--- Start of DATA FOR THE TASK ---

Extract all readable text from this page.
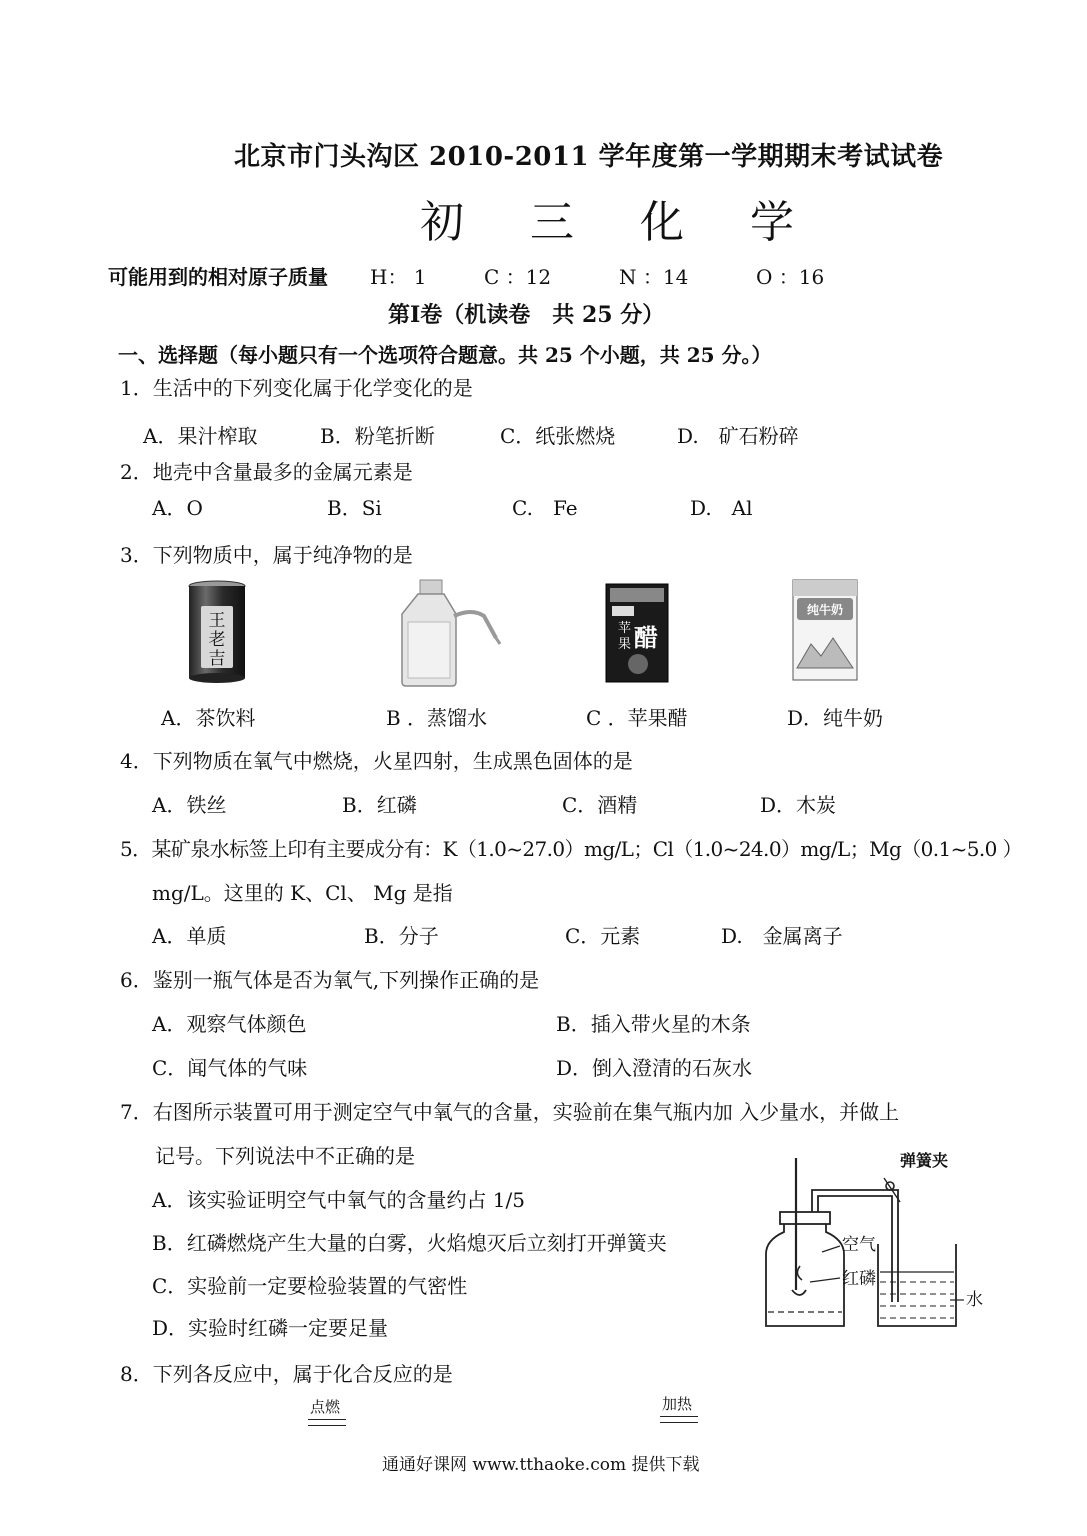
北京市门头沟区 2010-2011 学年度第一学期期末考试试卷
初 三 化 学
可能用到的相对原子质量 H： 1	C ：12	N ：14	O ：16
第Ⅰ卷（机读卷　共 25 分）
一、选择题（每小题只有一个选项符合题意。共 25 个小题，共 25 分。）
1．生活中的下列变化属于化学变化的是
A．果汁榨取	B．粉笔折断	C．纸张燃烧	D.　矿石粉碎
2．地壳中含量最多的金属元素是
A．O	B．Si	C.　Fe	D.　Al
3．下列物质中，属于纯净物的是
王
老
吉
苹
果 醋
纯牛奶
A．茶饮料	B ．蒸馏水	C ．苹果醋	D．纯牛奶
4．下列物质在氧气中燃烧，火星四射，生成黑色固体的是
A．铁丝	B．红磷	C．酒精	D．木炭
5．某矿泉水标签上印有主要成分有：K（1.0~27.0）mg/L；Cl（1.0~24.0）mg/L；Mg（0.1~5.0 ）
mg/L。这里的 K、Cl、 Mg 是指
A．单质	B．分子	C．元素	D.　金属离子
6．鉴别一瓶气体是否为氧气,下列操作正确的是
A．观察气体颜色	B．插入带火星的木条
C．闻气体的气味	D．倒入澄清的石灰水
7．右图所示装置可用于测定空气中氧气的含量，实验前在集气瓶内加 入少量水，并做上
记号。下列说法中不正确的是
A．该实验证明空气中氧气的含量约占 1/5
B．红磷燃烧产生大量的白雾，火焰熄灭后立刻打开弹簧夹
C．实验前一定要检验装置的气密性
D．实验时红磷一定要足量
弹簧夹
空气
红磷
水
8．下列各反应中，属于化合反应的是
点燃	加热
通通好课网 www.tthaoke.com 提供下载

--- End of DATA FOR THE TASK ---
--- Start of DATA FOR THE TASK ---

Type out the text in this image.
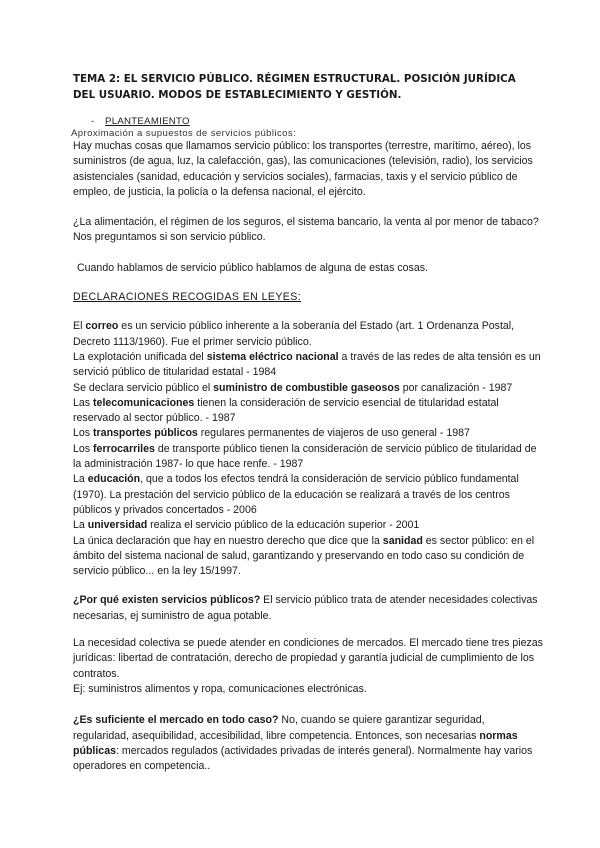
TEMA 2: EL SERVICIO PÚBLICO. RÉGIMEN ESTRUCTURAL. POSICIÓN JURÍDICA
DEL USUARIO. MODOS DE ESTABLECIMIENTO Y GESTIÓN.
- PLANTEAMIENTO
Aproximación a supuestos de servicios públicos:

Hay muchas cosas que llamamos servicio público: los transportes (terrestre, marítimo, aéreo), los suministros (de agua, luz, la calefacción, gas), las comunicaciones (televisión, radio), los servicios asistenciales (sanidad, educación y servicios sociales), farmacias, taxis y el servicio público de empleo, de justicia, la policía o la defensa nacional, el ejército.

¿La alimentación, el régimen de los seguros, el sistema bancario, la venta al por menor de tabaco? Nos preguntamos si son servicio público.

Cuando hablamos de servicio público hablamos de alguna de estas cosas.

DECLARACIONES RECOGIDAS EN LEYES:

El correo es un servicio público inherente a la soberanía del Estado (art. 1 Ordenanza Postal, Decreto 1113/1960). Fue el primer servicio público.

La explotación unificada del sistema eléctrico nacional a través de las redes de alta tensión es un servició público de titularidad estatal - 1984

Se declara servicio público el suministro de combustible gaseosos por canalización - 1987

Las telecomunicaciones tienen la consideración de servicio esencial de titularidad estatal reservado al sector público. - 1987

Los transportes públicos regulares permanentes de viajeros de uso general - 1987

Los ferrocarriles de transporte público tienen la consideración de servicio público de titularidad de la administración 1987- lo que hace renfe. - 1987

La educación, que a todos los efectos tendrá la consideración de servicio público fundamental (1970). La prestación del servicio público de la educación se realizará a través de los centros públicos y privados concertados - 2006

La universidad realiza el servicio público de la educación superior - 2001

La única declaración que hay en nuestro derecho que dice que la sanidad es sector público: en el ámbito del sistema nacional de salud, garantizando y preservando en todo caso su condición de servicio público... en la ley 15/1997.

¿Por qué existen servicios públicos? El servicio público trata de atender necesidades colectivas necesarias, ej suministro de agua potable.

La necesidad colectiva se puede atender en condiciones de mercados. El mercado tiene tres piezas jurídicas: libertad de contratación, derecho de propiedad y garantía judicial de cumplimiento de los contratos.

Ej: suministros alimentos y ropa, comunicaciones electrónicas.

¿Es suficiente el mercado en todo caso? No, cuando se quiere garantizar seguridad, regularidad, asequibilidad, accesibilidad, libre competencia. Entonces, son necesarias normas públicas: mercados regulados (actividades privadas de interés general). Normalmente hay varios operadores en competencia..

--- End of DATA FOR THE TASK ---
--- Start of DATA FOR THE TASK ---

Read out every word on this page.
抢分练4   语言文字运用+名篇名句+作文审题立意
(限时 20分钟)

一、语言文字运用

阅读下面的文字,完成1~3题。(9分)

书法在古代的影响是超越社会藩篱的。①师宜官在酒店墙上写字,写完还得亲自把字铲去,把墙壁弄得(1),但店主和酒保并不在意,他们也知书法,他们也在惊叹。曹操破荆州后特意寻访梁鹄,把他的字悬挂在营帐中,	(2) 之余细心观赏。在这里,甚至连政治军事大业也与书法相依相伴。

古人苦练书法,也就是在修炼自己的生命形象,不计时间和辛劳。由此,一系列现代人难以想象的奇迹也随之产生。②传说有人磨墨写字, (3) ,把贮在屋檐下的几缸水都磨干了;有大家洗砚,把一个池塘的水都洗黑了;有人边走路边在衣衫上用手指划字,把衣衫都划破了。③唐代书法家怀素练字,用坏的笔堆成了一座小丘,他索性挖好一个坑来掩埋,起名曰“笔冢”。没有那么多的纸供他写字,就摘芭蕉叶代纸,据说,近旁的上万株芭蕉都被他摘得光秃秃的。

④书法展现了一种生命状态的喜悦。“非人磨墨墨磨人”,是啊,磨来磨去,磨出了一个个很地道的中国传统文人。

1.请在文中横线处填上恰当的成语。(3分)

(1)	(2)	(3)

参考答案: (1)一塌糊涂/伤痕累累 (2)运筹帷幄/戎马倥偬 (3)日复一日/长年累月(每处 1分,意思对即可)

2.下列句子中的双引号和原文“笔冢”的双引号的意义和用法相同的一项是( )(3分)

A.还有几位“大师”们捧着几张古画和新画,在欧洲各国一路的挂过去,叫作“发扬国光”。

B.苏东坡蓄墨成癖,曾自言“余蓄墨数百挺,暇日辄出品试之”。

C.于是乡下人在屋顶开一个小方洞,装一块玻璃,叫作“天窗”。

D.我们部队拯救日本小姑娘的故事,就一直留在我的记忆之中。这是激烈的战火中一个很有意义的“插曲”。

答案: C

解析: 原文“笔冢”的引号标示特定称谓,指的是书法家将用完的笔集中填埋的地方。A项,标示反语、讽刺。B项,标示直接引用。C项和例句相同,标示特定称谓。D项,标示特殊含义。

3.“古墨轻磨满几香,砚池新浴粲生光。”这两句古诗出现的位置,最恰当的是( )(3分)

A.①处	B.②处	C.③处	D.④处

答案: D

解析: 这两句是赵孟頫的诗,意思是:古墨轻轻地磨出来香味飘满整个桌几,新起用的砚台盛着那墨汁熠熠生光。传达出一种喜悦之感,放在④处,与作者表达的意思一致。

--- End of DATA FOR THE TASK ---

> EXERCISE DESCRIPTION: Go through the entries and return each line where the word "tienen" appears.

> TASK RESPONSE:
Las telecomunicaciones tienen la consideración de servicio esencial de titularidad estatal reservado al sector público. - 1987
Los ferrocarriles de transporte público tienen la consideración de servicio público de titularidad de la administración 1987- lo que hace renfe. - 1987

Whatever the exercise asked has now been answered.